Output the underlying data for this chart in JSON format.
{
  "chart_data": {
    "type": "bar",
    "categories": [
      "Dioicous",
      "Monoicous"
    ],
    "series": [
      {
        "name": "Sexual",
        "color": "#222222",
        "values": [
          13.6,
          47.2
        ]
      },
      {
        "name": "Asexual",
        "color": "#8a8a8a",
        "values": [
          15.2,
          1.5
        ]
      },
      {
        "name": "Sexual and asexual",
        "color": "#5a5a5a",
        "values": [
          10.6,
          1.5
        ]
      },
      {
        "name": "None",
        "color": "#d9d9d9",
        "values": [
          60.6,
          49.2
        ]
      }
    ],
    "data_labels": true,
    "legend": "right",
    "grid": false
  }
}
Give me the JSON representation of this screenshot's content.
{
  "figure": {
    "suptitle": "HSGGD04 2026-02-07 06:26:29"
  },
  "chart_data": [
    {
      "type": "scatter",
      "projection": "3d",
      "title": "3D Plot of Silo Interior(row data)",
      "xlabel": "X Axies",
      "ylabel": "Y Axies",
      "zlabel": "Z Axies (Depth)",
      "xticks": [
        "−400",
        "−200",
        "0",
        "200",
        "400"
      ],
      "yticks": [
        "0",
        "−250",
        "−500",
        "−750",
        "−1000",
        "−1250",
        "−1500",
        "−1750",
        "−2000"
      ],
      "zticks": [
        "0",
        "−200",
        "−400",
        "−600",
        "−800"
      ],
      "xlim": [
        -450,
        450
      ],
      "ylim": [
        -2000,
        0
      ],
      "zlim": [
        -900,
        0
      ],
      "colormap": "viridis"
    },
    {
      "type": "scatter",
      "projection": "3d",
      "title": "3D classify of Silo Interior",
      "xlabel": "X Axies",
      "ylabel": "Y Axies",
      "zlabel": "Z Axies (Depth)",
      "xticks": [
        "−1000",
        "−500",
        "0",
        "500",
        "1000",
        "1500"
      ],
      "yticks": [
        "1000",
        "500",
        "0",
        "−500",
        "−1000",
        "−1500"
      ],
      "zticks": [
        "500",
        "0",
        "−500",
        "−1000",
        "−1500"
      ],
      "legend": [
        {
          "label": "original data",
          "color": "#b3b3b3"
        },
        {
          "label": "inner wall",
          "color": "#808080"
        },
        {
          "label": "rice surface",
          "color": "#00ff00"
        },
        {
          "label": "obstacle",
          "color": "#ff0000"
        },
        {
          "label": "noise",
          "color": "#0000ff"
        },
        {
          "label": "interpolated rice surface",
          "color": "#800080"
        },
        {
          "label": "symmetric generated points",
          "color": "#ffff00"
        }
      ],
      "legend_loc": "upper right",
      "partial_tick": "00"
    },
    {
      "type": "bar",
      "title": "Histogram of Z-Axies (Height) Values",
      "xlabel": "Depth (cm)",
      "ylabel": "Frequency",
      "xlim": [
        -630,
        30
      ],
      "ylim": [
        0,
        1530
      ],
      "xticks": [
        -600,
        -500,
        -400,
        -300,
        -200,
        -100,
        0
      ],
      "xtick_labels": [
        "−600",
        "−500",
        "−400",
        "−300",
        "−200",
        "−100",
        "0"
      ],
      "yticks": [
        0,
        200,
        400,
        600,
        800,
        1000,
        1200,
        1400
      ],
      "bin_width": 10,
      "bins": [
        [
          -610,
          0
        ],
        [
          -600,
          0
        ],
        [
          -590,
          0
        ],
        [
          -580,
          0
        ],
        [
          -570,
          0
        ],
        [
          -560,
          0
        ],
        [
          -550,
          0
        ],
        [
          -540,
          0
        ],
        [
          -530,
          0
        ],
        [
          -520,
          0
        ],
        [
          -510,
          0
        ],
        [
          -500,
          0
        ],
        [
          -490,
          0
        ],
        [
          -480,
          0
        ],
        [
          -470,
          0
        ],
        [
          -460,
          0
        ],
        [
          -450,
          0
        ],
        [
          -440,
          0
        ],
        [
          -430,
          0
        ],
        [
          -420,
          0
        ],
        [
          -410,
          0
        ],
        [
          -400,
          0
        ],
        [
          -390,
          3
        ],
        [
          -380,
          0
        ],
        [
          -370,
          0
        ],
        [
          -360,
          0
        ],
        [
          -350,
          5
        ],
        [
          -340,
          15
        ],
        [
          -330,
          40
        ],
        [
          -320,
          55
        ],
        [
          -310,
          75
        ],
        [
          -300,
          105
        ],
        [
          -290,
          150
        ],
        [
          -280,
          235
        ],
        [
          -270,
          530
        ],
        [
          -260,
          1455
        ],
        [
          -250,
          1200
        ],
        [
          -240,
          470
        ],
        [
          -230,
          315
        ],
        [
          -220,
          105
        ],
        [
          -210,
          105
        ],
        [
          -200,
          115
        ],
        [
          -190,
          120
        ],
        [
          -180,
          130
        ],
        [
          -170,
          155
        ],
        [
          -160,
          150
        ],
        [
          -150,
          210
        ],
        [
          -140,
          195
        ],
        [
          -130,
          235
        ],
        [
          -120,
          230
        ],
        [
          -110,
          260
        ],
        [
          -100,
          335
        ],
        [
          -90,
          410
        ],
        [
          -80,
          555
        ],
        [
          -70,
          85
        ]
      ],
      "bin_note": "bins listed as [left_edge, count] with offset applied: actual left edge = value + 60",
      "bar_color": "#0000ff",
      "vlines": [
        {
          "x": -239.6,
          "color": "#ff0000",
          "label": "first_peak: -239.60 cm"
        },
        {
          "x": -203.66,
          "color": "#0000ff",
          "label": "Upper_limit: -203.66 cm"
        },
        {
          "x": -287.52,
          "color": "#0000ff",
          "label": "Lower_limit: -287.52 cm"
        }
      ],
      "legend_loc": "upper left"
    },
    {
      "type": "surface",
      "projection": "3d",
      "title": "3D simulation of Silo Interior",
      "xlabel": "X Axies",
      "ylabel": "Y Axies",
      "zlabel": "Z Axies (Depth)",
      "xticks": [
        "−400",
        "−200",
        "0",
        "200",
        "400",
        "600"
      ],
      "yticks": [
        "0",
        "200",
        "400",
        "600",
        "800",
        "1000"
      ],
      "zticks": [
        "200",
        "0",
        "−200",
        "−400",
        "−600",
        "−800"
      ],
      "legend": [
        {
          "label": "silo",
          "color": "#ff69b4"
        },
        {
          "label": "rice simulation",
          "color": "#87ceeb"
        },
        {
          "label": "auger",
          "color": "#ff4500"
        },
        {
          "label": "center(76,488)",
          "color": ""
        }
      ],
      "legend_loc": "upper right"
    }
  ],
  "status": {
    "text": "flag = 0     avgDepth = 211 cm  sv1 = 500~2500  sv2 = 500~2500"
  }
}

What to produce ▸ Return all lines of the material above in which the word "JSON" occurs.

Result of the task ▸
Output the underlying data for this chart in JSON format.
Give me the JSON representation of this screenshot's content.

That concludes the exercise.